EDİRNE



İlkbahar geldiyse, hava hele de güneşli ise kendimi dışarı atmak, yeşilliklerde yuvarlanmak görmediğim yerlere gitmek daha fazla hissettiğim bir duygudur. Bütün kış boyunca evde kapalı kalıp havaların ısınması ile tam tersi bir coşku ile güneşin bolca görünmesiyle de bu duygular içimden taşar.

Yine böyle bir ilkbahar havası ile İstanbul dışına bir yere gitmek fikri kafamı meşgul etmeye başladı. İstanbul'a yakın yerleri gözden geçirdim ve hafta sonu eşimle  Edirne'ye gitmeye karar verdik. Gitmeye karar verdik diyorum ama bizim evde bir yere gitmeye karar vermek oldukça güç oluyor. Ev ahalisinden biri gitmek ister diğeri istemez ,bir diğerinin işi çıkar ama sonunda bir orta yol buluruz. Evde üç kişi yaşıyoruz ama yine de hepimizin ortak noktada buluşması biraz zor oluyor.. Ufak tefek tartışmalar sonucunda bir karara varıyoruz çok şükür.;)  Allah kalabalık ailelere sabır versin. 


Edirne gezisi için eşimle beraber ,pazar gününü seçtik ve erkenden saat 8.30 da hareket saatini belirledik. Yolculuk için kendi aracımızı tercih etmiştik. Sabah erkenden  E5  karayolu üzerinden  Edirne'ye gitmek için yolculuğumuza ''start'' verdik. :) Pazar günü olması sebebiyle trafik oldukça azdı. Tatil günü dolayısıyla  İstanbul'dan trafiksiz ve sorunsuz bir şekilde çıkabildik. Tabii ki erken saatte çıkmanın faydası da vardı.

[Açıklamalı öğe listeleri]
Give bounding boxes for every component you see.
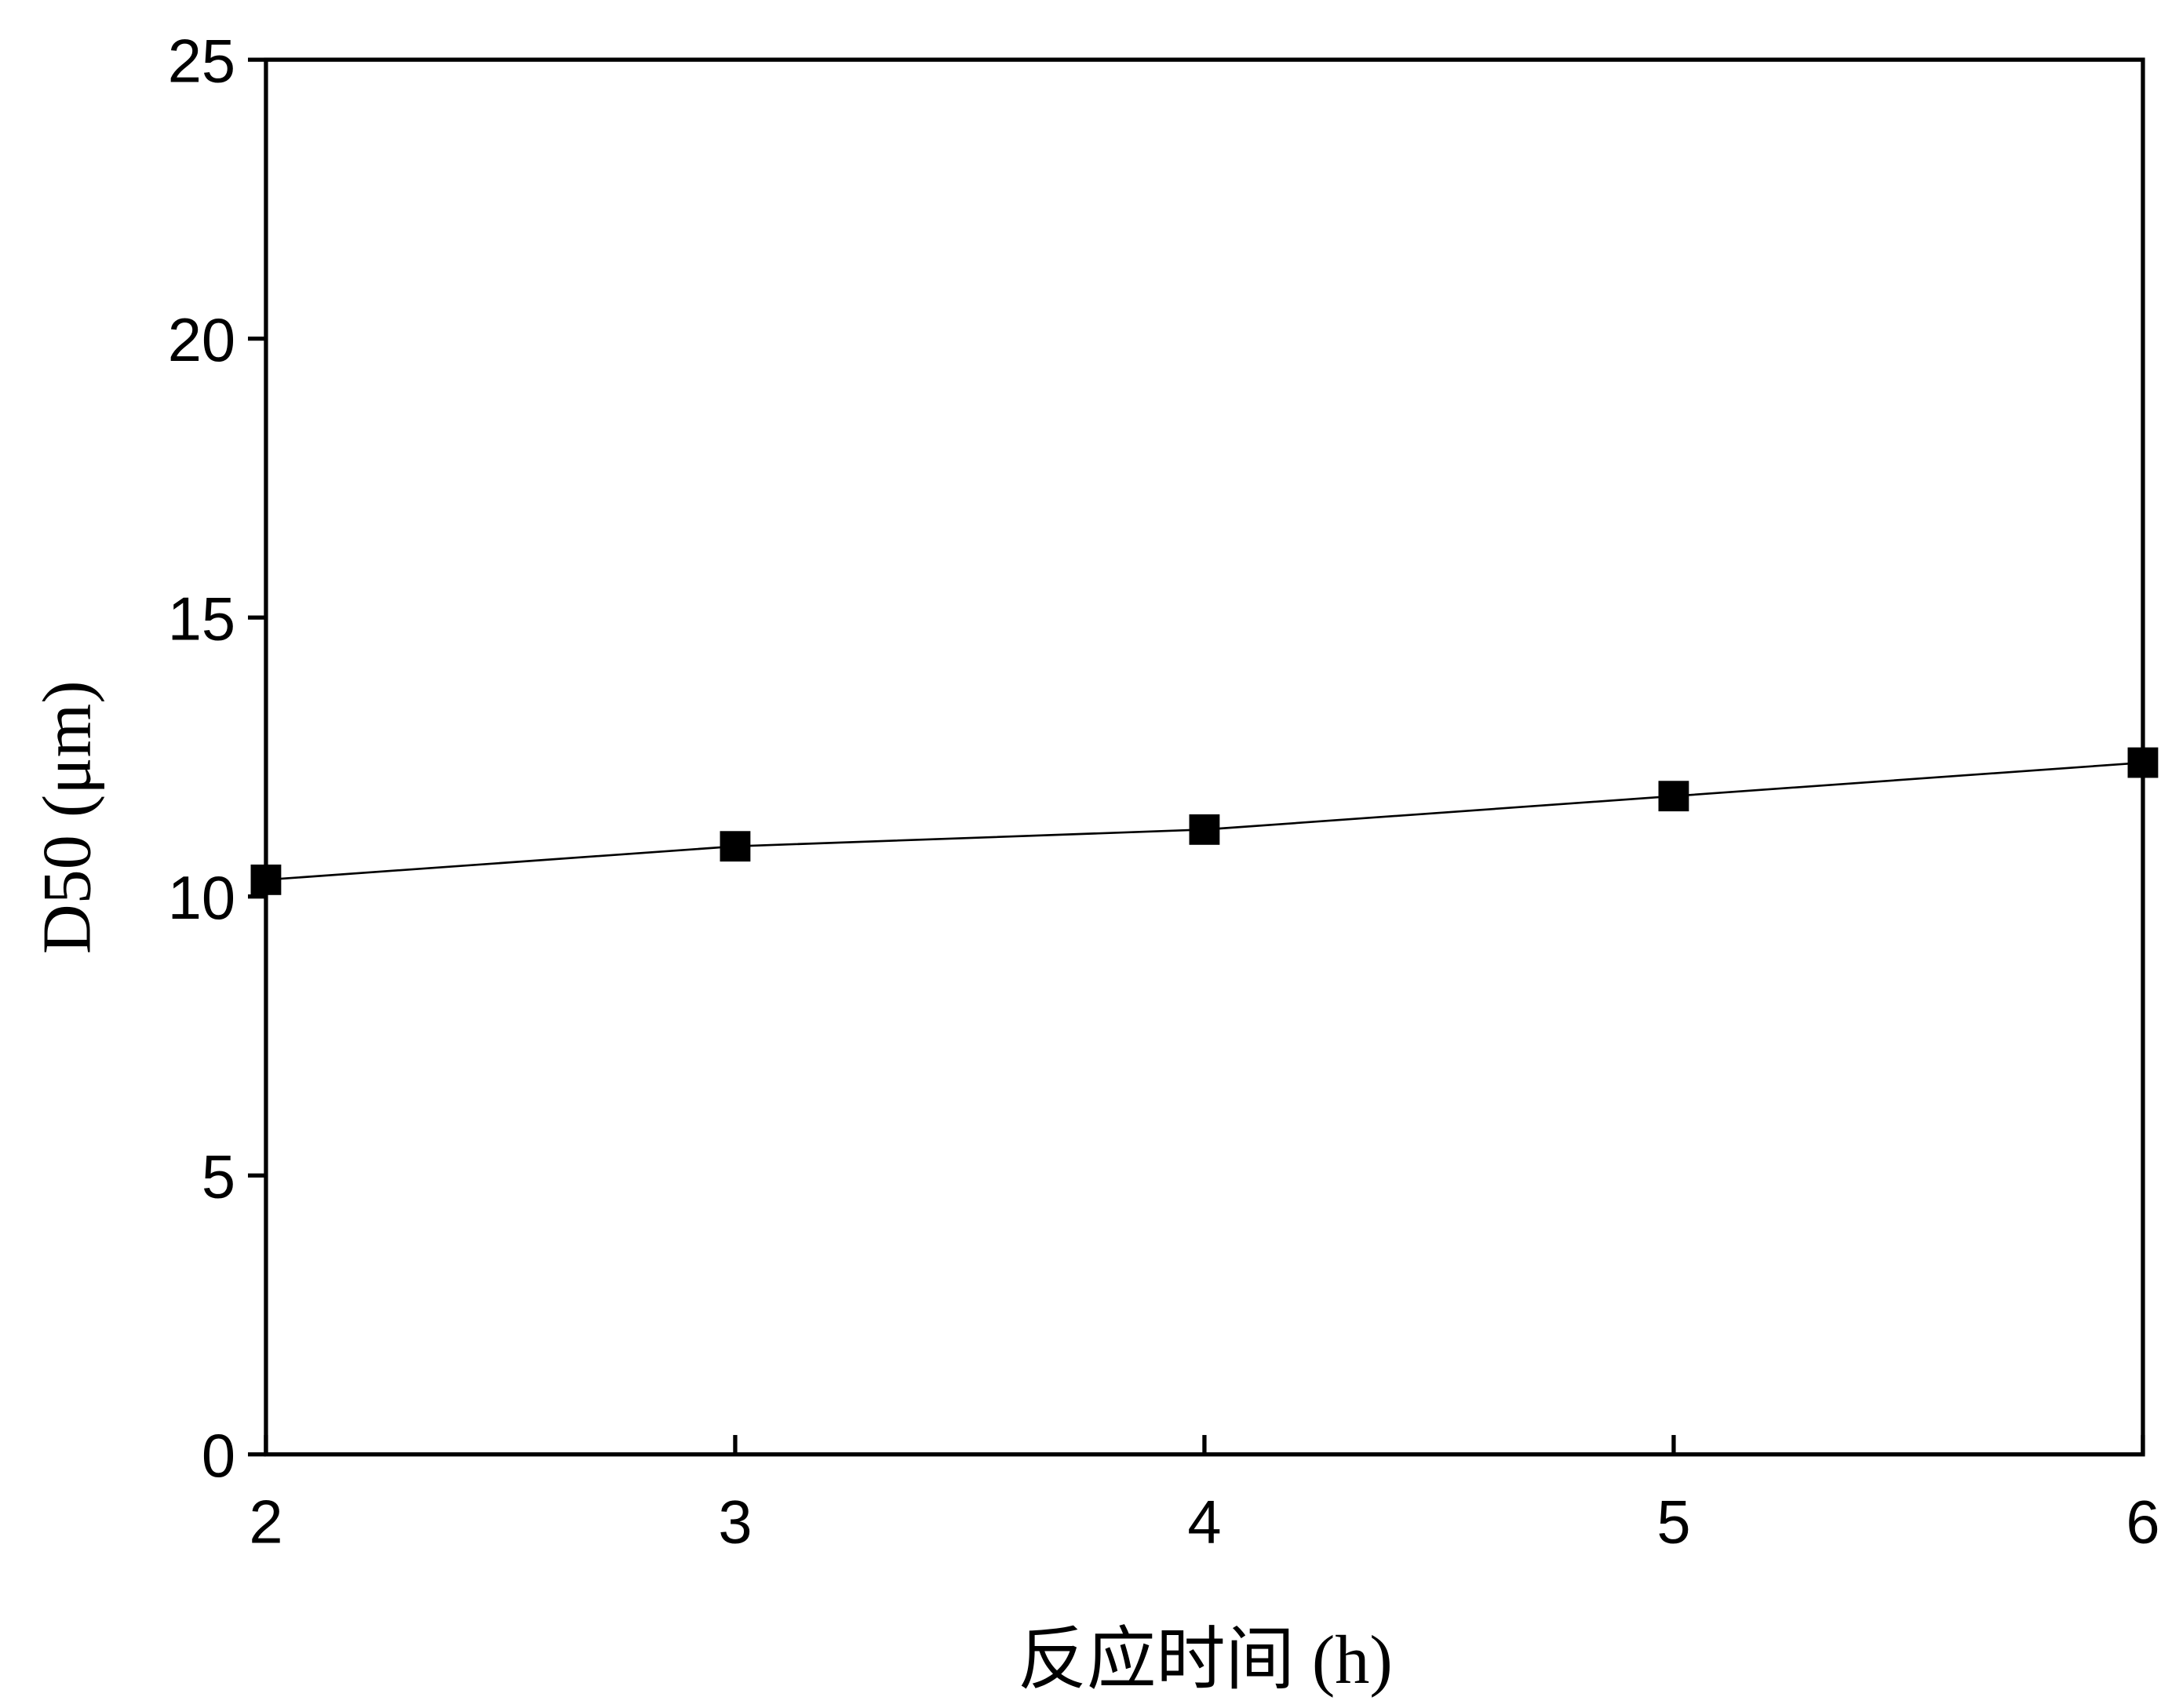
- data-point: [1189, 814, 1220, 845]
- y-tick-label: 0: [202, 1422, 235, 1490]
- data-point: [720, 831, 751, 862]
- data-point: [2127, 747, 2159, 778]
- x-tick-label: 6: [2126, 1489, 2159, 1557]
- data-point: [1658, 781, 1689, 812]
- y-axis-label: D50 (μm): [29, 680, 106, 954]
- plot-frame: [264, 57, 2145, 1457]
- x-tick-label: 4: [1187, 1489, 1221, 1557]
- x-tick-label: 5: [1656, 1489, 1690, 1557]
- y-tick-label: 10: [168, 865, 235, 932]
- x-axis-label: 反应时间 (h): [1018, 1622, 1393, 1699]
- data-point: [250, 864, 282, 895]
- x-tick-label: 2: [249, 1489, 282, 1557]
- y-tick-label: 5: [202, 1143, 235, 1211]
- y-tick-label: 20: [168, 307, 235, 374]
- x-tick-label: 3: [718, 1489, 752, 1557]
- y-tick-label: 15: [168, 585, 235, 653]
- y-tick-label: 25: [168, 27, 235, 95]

==

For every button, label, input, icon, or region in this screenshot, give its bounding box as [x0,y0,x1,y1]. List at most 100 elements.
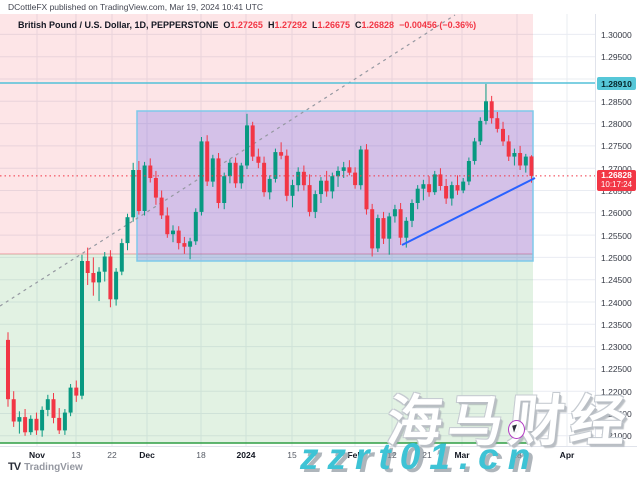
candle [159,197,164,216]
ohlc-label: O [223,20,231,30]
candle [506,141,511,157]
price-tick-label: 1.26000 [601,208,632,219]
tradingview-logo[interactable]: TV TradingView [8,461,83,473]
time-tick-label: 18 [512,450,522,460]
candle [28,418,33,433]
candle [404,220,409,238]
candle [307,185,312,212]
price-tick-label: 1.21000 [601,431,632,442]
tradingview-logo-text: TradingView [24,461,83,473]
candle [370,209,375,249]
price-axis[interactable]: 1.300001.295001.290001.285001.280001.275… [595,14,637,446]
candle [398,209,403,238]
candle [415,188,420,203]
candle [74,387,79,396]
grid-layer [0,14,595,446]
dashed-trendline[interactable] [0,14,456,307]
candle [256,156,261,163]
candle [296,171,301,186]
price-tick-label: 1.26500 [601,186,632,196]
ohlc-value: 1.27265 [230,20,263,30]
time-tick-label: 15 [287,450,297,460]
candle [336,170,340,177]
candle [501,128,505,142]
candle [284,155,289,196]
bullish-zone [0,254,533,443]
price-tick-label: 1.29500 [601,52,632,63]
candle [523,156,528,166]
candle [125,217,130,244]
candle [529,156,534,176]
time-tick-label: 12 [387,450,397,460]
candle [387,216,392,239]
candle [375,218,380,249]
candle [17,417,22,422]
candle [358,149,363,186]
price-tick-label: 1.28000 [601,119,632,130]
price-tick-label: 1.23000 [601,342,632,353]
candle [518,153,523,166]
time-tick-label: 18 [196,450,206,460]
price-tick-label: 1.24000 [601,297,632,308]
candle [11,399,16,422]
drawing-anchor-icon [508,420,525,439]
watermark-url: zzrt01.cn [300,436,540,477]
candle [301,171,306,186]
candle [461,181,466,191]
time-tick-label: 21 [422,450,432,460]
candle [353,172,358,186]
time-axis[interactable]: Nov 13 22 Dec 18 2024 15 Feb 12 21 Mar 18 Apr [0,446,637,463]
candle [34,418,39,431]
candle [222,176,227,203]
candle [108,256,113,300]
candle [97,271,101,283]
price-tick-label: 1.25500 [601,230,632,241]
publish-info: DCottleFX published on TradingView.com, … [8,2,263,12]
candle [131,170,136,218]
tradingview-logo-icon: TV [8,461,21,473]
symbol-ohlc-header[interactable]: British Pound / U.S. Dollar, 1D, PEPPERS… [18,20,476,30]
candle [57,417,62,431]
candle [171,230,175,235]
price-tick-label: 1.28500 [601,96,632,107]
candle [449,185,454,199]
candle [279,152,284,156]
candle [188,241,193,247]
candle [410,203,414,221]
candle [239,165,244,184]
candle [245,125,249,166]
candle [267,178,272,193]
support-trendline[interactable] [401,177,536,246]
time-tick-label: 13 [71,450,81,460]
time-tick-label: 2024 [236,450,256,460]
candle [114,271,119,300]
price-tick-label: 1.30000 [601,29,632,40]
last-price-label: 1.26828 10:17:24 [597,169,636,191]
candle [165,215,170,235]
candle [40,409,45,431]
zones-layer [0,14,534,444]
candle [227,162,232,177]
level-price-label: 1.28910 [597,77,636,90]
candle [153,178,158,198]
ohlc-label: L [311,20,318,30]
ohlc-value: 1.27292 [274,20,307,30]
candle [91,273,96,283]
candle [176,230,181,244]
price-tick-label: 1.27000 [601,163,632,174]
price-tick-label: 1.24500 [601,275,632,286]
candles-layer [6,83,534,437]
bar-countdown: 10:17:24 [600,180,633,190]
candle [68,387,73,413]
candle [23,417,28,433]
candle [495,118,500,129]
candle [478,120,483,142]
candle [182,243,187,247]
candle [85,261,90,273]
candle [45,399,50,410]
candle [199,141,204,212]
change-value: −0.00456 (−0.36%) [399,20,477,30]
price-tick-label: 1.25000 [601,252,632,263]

### Görev Tanımı
Edirne yazısında "Yine böyle bir" sözleriyle açılıp "ailelere sabır versin." ile kapanan bölümü, "hafta sonu" yerine "bayram tatilinde" koyarak yeniden yazın. Yalnızca Edirne yazısına bakarak çalışın.

### Görev Sonucu
Yine böyle bir ilkbahar havası ile İstanbul dışına bir yere gitmek fikri kafamı meşgul etmeye başladı. İstanbul'a yakın yerleri gözden geçirdim ve bayram tatilinde eşimle  Edirne'ye gitmeye karar verdik. Gitmeye karar verdik diyorum ama bizim evde bir yere gitmeye karar vermek oldukça güç oluyor. Ev ahalisinden biri gitmek ister diğeri istemez ,bir diğerinin işi çıkar ama sonunda bir orta yol buluruz. Evde üç kişi yaşıyoruz ama yine de hepimizin ortak noktada buluşması biraz zor oluyor.. Ufak tefek tartışmalar sonucunda bir karara varıyoruz çok şükür.;)  Allah kalabalık ailelere sabır versin.